[Entries taken from a collection]

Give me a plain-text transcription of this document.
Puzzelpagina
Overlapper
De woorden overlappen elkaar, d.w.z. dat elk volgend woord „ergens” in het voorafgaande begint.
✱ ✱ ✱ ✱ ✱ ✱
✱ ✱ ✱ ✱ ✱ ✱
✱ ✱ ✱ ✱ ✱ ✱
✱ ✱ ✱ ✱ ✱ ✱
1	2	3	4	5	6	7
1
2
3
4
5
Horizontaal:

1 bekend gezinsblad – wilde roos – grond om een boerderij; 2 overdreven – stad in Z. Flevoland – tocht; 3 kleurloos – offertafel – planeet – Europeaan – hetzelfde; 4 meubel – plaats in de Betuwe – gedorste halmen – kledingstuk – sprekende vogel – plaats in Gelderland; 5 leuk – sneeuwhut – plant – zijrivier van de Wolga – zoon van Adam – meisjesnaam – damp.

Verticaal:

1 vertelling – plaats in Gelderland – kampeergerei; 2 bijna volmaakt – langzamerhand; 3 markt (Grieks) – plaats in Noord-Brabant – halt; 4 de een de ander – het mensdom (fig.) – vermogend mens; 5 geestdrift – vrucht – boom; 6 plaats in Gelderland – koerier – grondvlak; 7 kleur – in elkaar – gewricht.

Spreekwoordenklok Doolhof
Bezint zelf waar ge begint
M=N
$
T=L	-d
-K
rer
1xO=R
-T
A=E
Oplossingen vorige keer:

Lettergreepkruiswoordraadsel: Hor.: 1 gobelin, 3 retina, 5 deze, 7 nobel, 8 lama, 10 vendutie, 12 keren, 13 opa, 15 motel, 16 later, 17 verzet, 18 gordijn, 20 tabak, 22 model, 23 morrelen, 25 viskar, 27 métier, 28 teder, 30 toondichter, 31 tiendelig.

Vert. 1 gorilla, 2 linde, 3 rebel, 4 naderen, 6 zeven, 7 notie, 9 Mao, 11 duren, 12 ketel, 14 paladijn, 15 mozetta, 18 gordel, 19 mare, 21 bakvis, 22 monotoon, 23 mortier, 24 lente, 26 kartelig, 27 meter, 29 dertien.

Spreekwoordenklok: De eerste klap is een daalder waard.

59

(YOUR INSTRUCTIONS)
Find each line holding the string "Spreekwoordenklok" and copy it out.

(RESULT OF THE EXERCISE)
Spreekwoordenklok Doolhof
Spreekwoordenklok: De eerste klap is een daalder waard.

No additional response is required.